** TASK **
Transcribe all of the data exactly. Omit the pictures.

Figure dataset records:
──────

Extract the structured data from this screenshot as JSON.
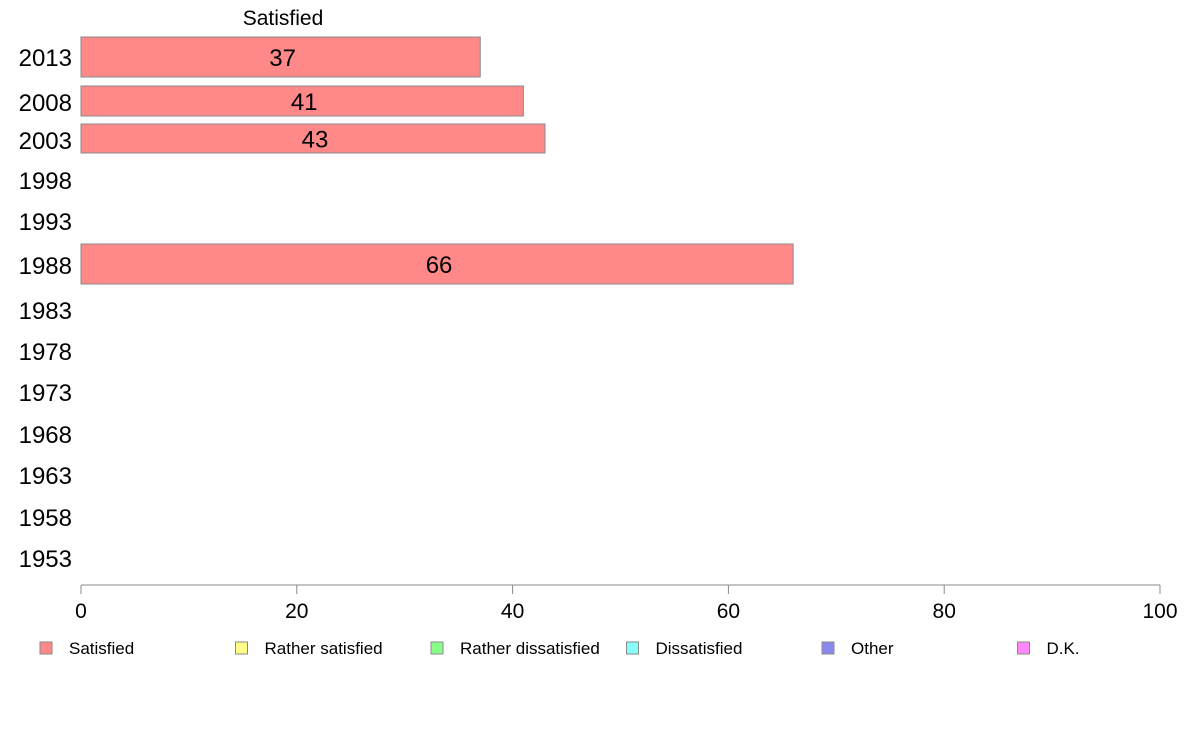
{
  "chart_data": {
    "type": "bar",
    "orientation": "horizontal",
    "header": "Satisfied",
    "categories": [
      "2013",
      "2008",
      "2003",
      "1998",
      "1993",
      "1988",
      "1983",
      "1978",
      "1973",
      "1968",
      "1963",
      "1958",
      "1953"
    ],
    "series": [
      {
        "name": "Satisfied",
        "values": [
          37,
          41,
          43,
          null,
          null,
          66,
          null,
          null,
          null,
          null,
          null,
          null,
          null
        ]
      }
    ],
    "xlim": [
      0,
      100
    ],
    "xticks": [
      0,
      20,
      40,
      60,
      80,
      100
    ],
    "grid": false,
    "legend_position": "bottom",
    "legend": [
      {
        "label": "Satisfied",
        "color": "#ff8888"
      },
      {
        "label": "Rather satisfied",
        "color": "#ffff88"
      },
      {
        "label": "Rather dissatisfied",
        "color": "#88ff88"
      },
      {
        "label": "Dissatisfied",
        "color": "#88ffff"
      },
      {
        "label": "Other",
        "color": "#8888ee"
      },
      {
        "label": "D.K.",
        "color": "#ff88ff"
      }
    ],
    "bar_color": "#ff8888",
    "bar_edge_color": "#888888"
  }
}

──────

** SOLUTION FOR THIS PROBLEM **
Extract the structured data from this screenshot as JSON.
{
  "chart_data": {
    "type": "bar",
    "orientation": "horizontal",
    "header": "Satisfied",
    "categories": [
      "2013",
      "2008",
      "2003",
      "1998",
      "1993",
      "1988",
      "1983",
      "1978",
      "1973",
      "1968",
      "1963",
      "1958",
      "1953"
    ],
    "series": [
      {
        "name": "Satisfied",
        "values": [
          37,
          41,
          43,
          null,
          null,
          66,
          null,
          null,
          null,
          null,
          null,
          null,
          null
        ]
      }
    ],
    "xlim": [
      0,
      100
    ],
    "xticks": [
      0,
      20,
      40,
      60,
      80,
      100
    ],
    "grid": false,
    "legend_position": "bottom",
    "legend": [
      {
        "label": "Satisfied",
        "color": "#ff8888"
      },
      {
        "label": "Rather satisfied",
        "color": "#ffff88"
      },
      {
        "label": "Rather dissatisfied",
        "color": "#88ff88"
      },
      {
        "label": "Dissatisfied",
        "color": "#88ffff"
      },
      {
        "label": "Other",
        "color": "#8888ee"
      },
      {
        "label": "D.K.",
        "color": "#ff88ff"
      }
    ],
    "bar_color": "#ff8888",
    "bar_edge_color": "#888888"
  }
}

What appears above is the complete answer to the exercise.